## Given request
Skip the pictures and repeat each line of the data exactly.

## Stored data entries
☆ ☆ ☆ ☆ ☆ ☆ ☆

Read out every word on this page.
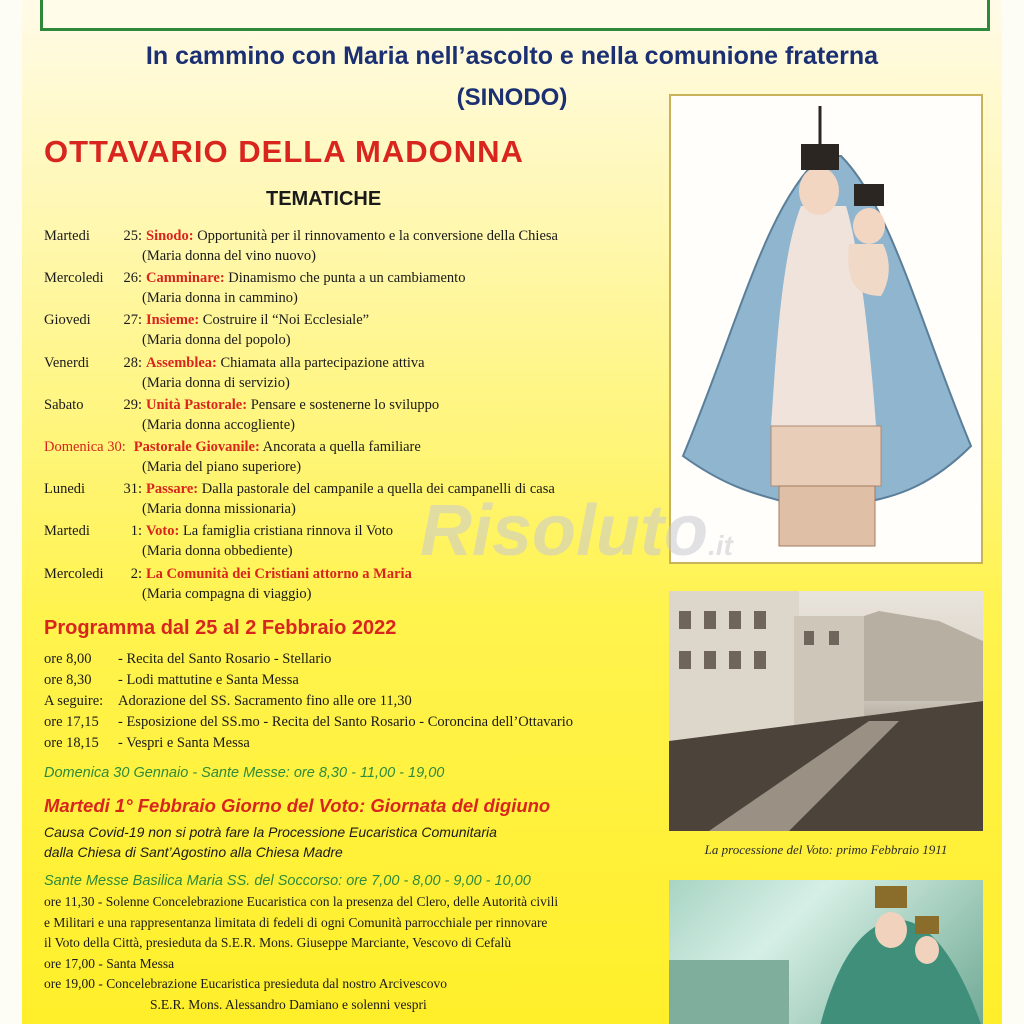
In cammino con Maria nell’ascolto e nella comunione fraterna
(SINODO)
OTTAVARIO DELLA MADONNA
TEMATICHE
Martedi 25: Sinodo: Opportunità per il rinnovamento e la conversione della Chiesa
(Maria donna del vino nuovo)
Mercoledi 26: Camminare: Dinamismo che punta a un cambiamento
(Maria donna in cammino)
Giovedi 27: Insieme: Costruire il “Noi Ecclesiale”
(Maria donna del popolo)
Venerdi 28: Assemblea: Chiamata alla partecipazione attiva
(Maria donna di servizio)
Sabato	29: Unità Pastorale: Pensare e sostenerne lo sviluppo
(Maria donna accogliente)
Domenica 30: Pastorale Giovanile: Ancorata a quella familiare
(Maria del piano superiore)
Lunedi	31: Passare: Dalla pastorale del campanile a quella dei campanelli di casa
(Maria donna missionaria)
Martedi	1: Voto: La famiglia cristiana rinnova il Voto
(Maria donna obbediente)
Mercoledi 2: La Comunità dei Cristiani attorno a Maria
(Maria compagna di viaggio)
Programma dal 25 al 2 Febbraio 2022
ore 8,00 - Recita del Santo Rosario - Stellario
ore 8,30 - Lodi mattutine e Santa Messa
A seguire: Adorazione del SS. Sacramento fino alle ore 11,30
ore 17,15 - Esposizione del SS.mo - Recita del Santo Rosario - Coroncina dell’Ottavario
ore 18,15 - Vespri e Santa Messa
Domenica 30 Gennaio - Sante Messe: ore 8,30 - 11,00 - 19,00
Martedi 1° Febbraio Giorno del Voto: Giornata del digiuno
Causa Covid-19 non si potrà fare la Processione Eucaristica Comunitaria
dalla Chiesa di Sant’Agostino alla Chiesa Madre
Sante Messe Basilica Maria SS. del Soccorso: ore 7,00 - 8,00 - 9,00 - 10,00
ore 11,30 - Solenne Concelebrazione Eucaristica con la presenza del Clero, delle Autorità civili
e Militari e una rappresentanza limitata di fedeli di ogni Comunità parrocchiale per rinnovare
il Voto della Città, presieduta da S.E.R. Mons. Giuseppe Marciante, Vescovo di Cefalù
ore 17,00 - Santa Messa
ore 19,00 - Concelebrazione Eucaristica presieduta dal nostro Arcivescovo
S.E.R. Mons. Alessandro Damiano e solenni vespri
La processione del Voto: primo Febbraio 1911
Risoluto.it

☆ ☆ ☆ ☆ ☆ ☆ ☆

## Response for this exercise
Read out every word on this page.
In cammino con Maria nell’ascolto e nella comunione fraterna
(SINODO)
OTTAVARIO DELLA MADONNA
TEMATICHE
Martedi 25: Sinodo: Opportunità per il rinnovamento e la conversione della Chiesa
(Maria donna del vino nuovo)
Mercoledi 26: Camminare: Dinamismo che punta a un cambiamento
(Maria donna in cammino)
Giovedi 27: Insieme: Costruire il “Noi Ecclesiale”
(Maria donna del popolo)
Venerdi 28: Assemblea: Chiamata alla partecipazione attiva
(Maria donna di servizio)
Sabato	29: Unità Pastorale: Pensare e sostenerne lo sviluppo
(Maria donna accogliente)
Domenica 30: Pastorale Giovanile: Ancorata a quella familiare
(Maria del piano superiore)
Lunedi	31: Passare: Dalla pastorale del campanile a quella dei campanelli di casa
(Maria donna missionaria)
Martedi	1: Voto: La famiglia cristiana rinnova il Voto
(Maria donna obbediente)
Mercoledi 2: La Comunità dei Cristiani attorno a Maria
(Maria compagna di viaggio)
Programma dal 25 al 2 Febbraio 2022
ore 8,00 - Recita del Santo Rosario - Stellario
ore 8,30 - Lodi mattutine e Santa Messa
A seguire: Adorazione del SS. Sacramento fino alle ore 11,30
ore 17,15 - Esposizione del SS.mo - Recita del Santo Rosario - Coroncina dell’Ottavario
ore 18,15 - Vespri e Santa Messa
Domenica 30 Gennaio - Sante Messe: ore 8,30 - 11,00 - 19,00
Martedi 1° Febbraio Giorno del Voto: Giornata del digiuno
Causa Covid-19 non si potrà fare la Processione Eucaristica Comunitaria
dalla Chiesa di Sant’Agostino alla Chiesa Madre
Sante Messe Basilica Maria SS. del Soccorso: ore 7,00 - 8,00 - 9,00 - 10,00
ore 11,30 - Solenne Concelebrazione Eucaristica con la presenza del Clero, delle Autorità civili
e Militari e una rappresentanza limitata di fedeli di ogni Comunità parrocchiale per rinnovare
il Voto della Città, presieduta da S.E.R. Mons. Giuseppe Marciante, Vescovo di Cefalù
ore 17,00 - Santa Messa
ore 19,00 - Concelebrazione Eucaristica presieduta dal nostro Arcivescovo
S.E.R. Mons. Alessandro Damiano e solenni vespri
La processione del Voto: primo Febbraio 1911
Risoluto.it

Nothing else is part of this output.